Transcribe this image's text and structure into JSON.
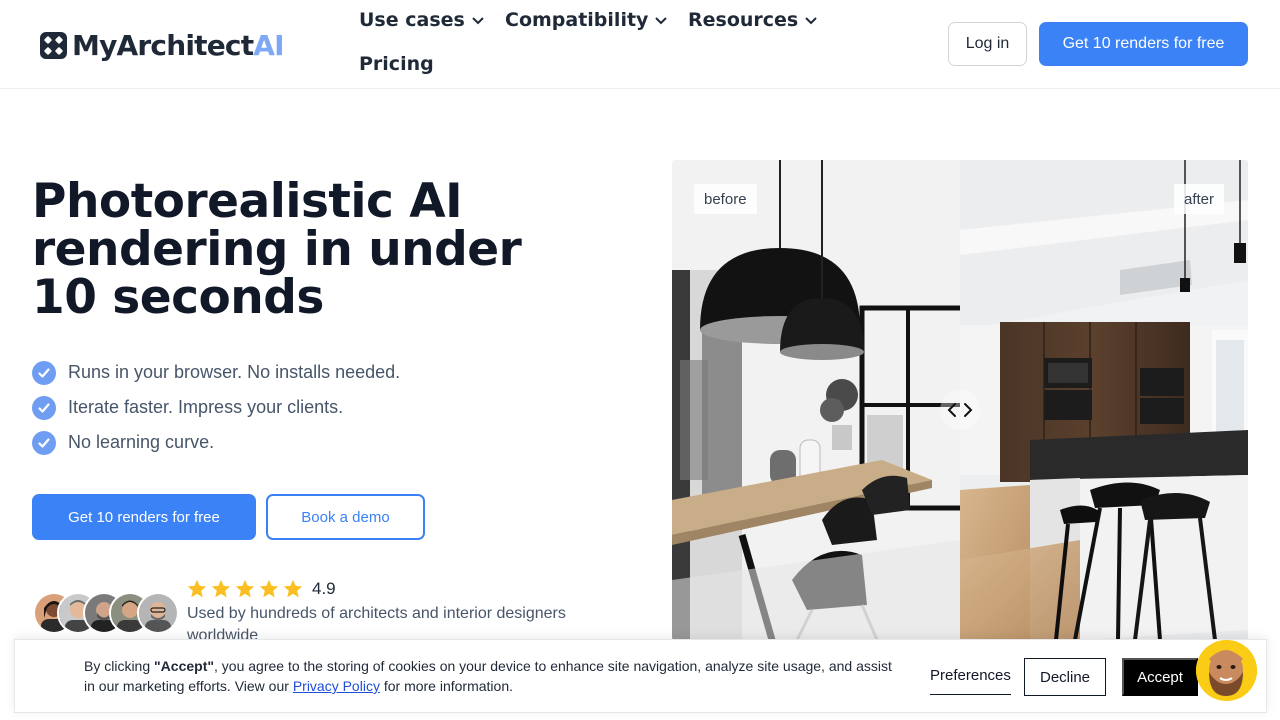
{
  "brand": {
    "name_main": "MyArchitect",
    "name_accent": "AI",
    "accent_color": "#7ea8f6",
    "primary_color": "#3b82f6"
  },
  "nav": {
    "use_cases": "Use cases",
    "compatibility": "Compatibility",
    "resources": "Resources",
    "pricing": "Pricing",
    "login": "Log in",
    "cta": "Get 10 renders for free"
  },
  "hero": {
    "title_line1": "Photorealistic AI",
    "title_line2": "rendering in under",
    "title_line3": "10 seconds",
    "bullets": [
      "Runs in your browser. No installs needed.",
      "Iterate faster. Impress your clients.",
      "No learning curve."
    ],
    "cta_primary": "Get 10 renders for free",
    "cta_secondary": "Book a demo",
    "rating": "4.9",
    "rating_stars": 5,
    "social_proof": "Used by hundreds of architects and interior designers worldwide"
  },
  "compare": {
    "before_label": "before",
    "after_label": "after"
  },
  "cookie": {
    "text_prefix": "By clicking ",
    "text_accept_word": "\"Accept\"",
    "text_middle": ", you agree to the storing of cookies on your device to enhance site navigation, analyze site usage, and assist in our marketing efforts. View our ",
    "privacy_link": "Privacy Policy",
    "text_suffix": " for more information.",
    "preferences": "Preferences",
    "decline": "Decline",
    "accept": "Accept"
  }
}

# # #

=== WHAT YOU SHOULD DO ===
Can the entries above be repeated exactly, without their pictures?

=== EXPECTED OUTPUT ===
Transcribe this image's text and structure into JSON.
{
  "brand": {
    "name_main": "MyArchitect",
    "name_accent": "AI",
    "accent_color": "#7ea8f6",
    "primary_color": "#3b82f6"
  },
  "nav": {
    "use_cases": "Use cases",
    "compatibility": "Compatibility",
    "resources": "Resources",
    "pricing": "Pricing",
    "login": "Log in",
    "cta": "Get 10 renders for free"
  },
  "hero": {
    "title_line1": "Photorealistic AI",
    "title_line2": "rendering in under",
    "title_line3": "10 seconds",
    "bullets": [
      "Runs in your browser. No installs needed.",
      "Iterate faster. Impress your clients.",
      "No learning curve."
    ],
    "cta_primary": "Get 10 renders for free",
    "cta_secondary": "Book a demo",
    "rating": "4.9",
    "rating_stars": 5,
    "social_proof": "Used by hundreds of architects and interior designers worldwide"
  },
  "compare": {
    "before_label": "before",
    "after_label": "after"
  },
  "cookie": {
    "text_prefix": "By clicking ",
    "text_accept_word": "\"Accept\"",
    "text_middle": ", you agree to the storing of cookies on your device to enhance site navigation, analyze site usage, and assist in our marketing efforts. View our ",
    "privacy_link": "Privacy Policy",
    "text_suffix": " for more information.",
    "preferences": "Preferences",
    "decline": "Decline",
    "accept": "Accept"
  }
}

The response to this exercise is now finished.